» TASK TO CARRY OUT:
Repeat every record below exactly, omitting any pictures.

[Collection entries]

-- Start --

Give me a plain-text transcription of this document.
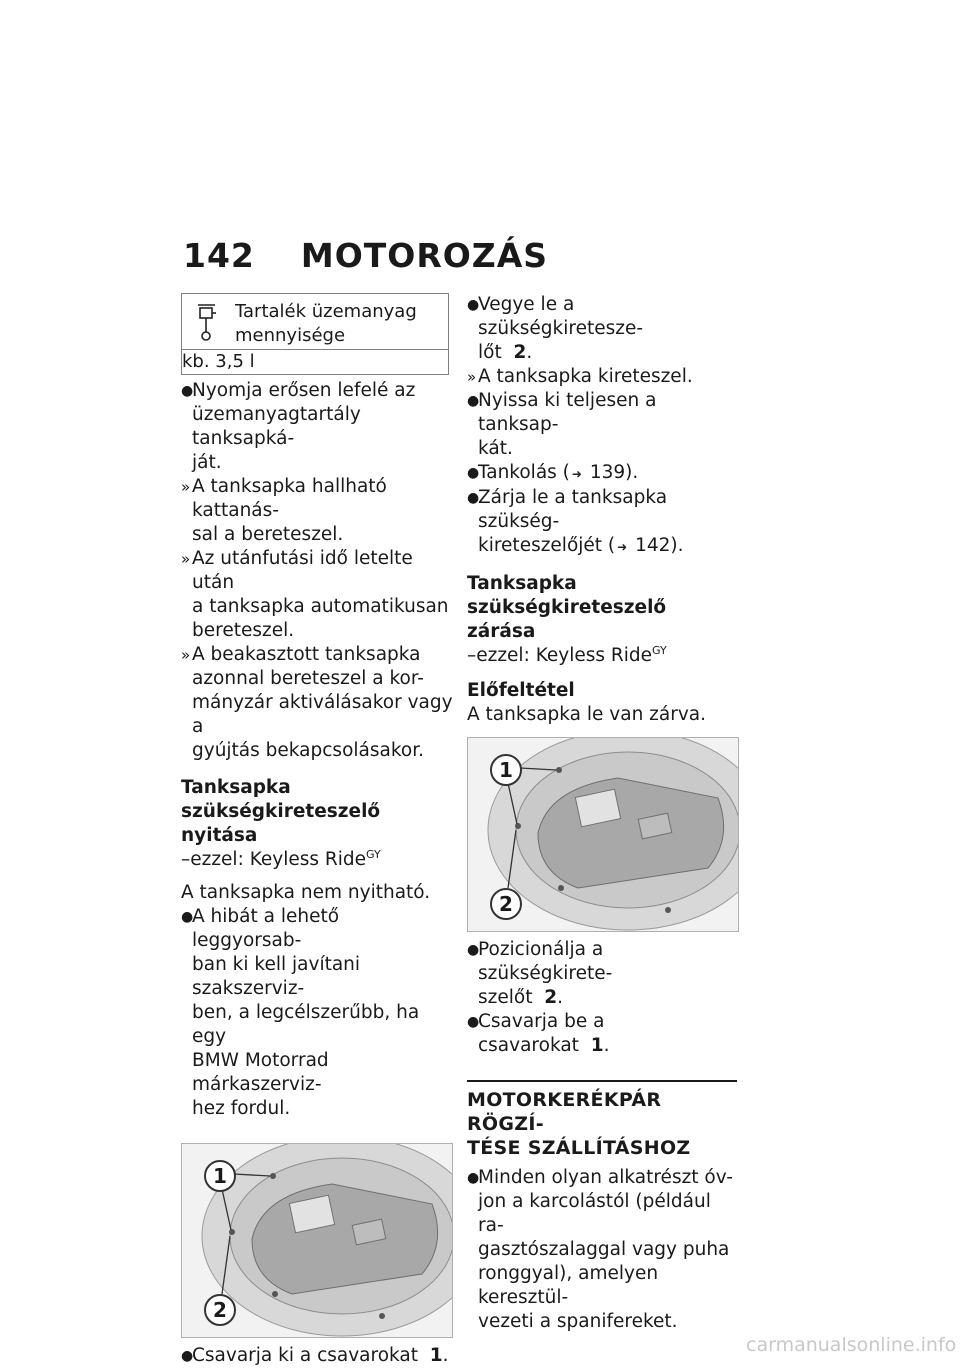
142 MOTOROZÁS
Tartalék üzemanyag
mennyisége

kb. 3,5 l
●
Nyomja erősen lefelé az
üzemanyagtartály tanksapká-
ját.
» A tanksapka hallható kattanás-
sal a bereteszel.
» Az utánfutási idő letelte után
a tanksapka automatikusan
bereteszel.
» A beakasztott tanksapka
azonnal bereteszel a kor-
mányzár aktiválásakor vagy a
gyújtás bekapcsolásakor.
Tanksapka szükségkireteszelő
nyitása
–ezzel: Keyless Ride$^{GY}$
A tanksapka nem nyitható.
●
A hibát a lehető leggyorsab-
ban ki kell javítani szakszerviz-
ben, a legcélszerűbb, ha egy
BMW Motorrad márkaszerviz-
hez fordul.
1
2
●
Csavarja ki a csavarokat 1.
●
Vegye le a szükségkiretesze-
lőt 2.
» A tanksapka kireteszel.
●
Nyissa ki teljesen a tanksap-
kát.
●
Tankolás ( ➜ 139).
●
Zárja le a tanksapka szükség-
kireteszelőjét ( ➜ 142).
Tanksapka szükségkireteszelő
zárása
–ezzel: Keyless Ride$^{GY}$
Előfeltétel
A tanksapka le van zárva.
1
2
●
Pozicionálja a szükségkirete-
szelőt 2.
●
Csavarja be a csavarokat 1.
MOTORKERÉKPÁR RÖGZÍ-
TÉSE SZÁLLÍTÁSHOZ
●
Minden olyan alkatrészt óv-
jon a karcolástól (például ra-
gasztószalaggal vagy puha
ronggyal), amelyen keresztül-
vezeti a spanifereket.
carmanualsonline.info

-- End --

» EXPECTED ANSWER:
Give me a plain-text transcription of this document.
142 MOTOROZÁS
Tartalék üzemanyag
mennyisége

kb. 3,5 l
●
Nyomja erősen lefelé az
üzemanyagtartály tanksapká-
ját.
» A tanksapka hallható kattanás-
sal a bereteszel.
» Az utánfutási idő letelte után
a tanksapka automatikusan
bereteszel.
» A beakasztott tanksapka
azonnal bereteszel a kor-
mányzár aktiválásakor vagy a
gyújtás bekapcsolásakor.
Tanksapka szükségkireteszelő
nyitása
–ezzel: Keyless Ride$^{GY}$
A tanksapka nem nyitható.
●
A hibát a lehető leggyorsab-
ban ki kell javítani szakszerviz-
ben, a legcélszerűbb, ha egy
BMW Motorrad márkaszerviz-
hez fordul.
1
2
●
Csavarja ki a csavarokat 1.
●
Vegye le a szükségkiretesze-
lőt 2.
» A tanksapka kireteszel.
●
Nyissa ki teljesen a tanksap-
kát.
●
Tankolás ( ➜ 139).
●
Zárja le a tanksapka szükség-
kireteszelőjét ( ➜ 142).
Tanksapka szükségkireteszelő
zárása
–ezzel: Keyless Ride$^{GY}$
Előfeltétel
A tanksapka le van zárva.
1
2
●
Pozicionálja a szükségkirete-
szelőt 2.
●
Csavarja be a csavarokat 1.
MOTORKERÉKPÁR RÖGZÍ-
TÉSE SZÁLLÍTÁSHOZ
●
Minden olyan alkatrészt óv-
jon a karcolástól (például ra-
gasztószalaggal vagy puha
ronggyal), amelyen keresztül-
vezeti a spanifereket.
carmanualsonline.info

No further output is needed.